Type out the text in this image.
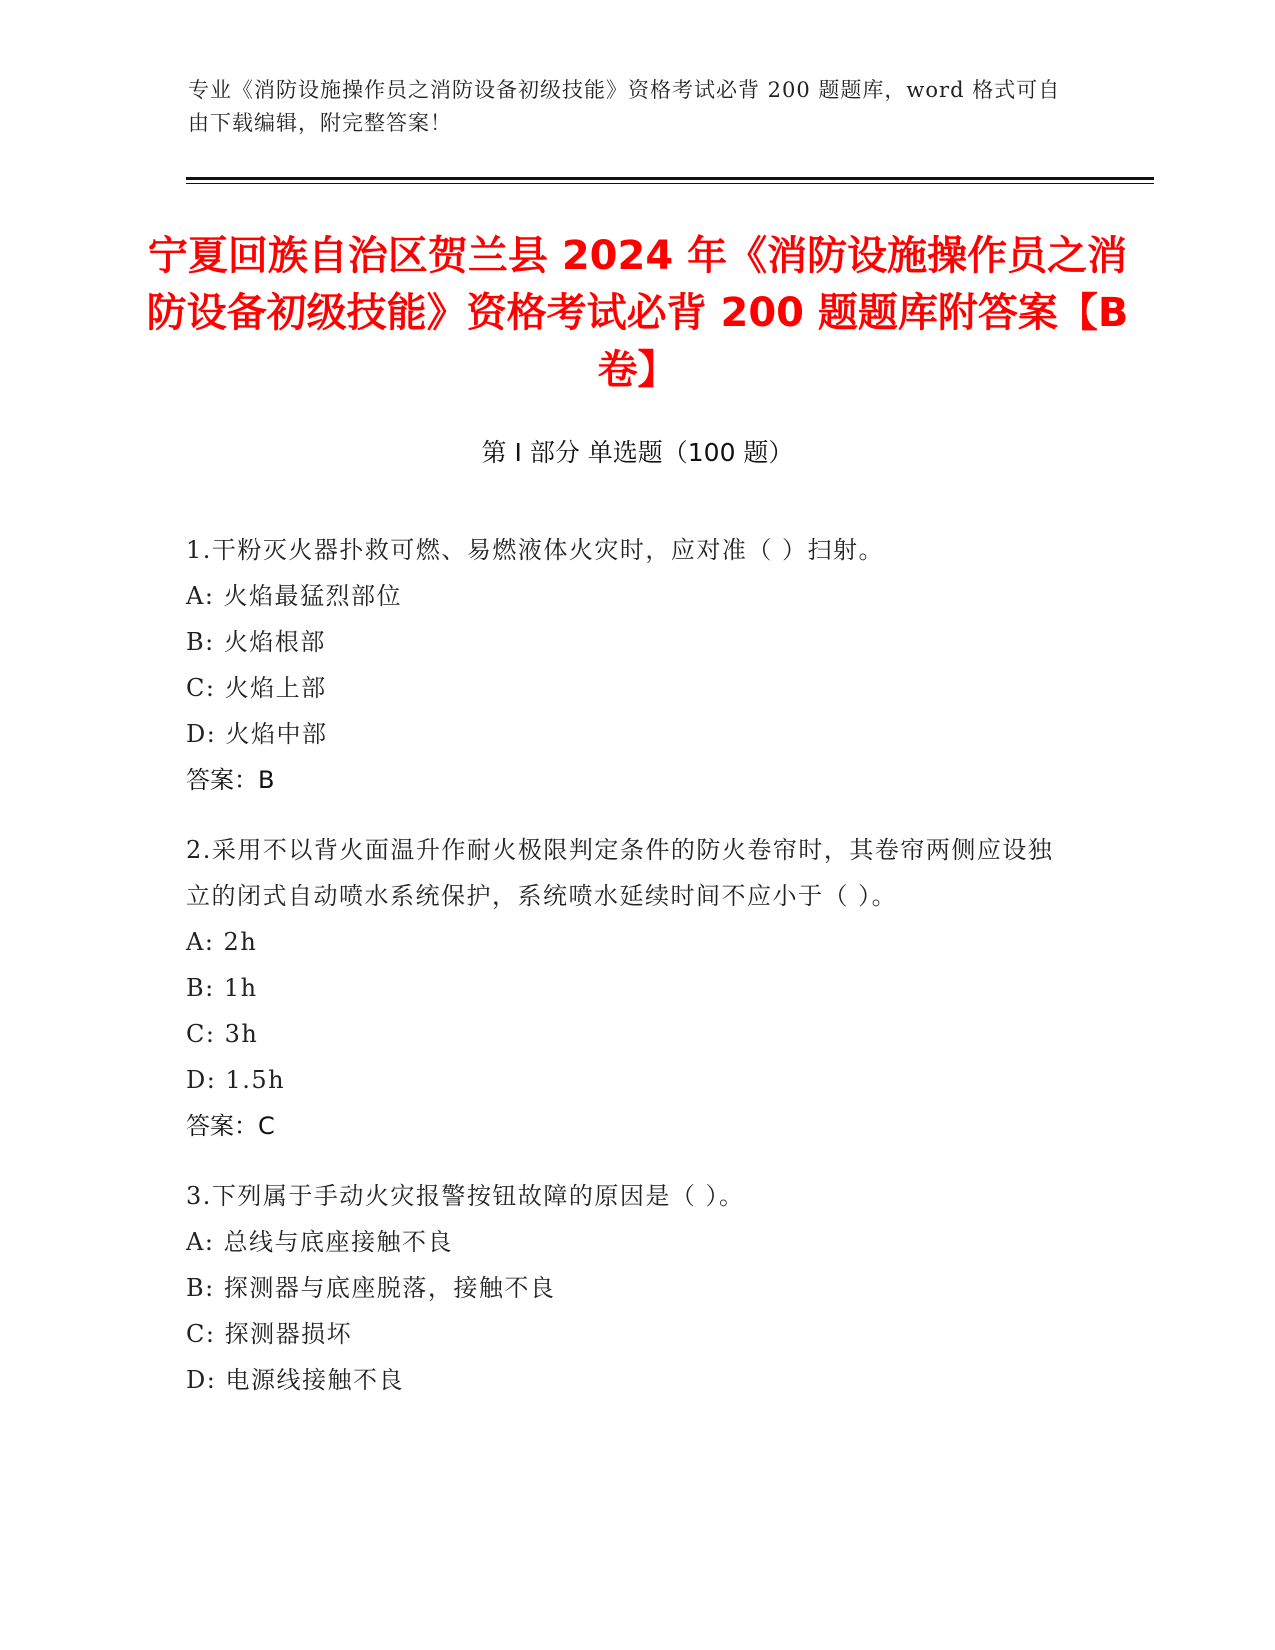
专业《消防设施操作员之消防设备初级技能》资格考试必背 200 题题库，word 格式可自由下载编辑，附完整答案！
宁夏回族自治区贺兰县 2024 年《消防设施操作员之消防设备初级技能》资格考试必背 200 题题库附答案【B 卷】
第 I 部分 单选题（100 题）
1.干粉灭火器扑救可燃、易燃液体火灾时，应对准（ ）扫射。
A: 火焰最猛烈部位
B: 火焰根部
C: 火焰上部
D: 火焰中部
答案：B
2.采用不以背火面温升作耐火极限判定条件的防火卷帘时，其卷帘两侧应设独立的闭式自动喷水系统保护，系统喷水延续时间不应小于（ ）。
A: 2h
B: 1h
C: 3h
D: 1.5h
答案：C
3.下列属于手动火灾报警按钮故障的原因是（ ）。
A: 总线与底座接触不良
B: 探测器与底座脱落，接触不良
C: 探测器损坏
D: 电源线接触不良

===============

- Given exercise
Looking at the listing above, count the lines that contain "资格考试必背" and give nothing but the number.

- Exercise response
2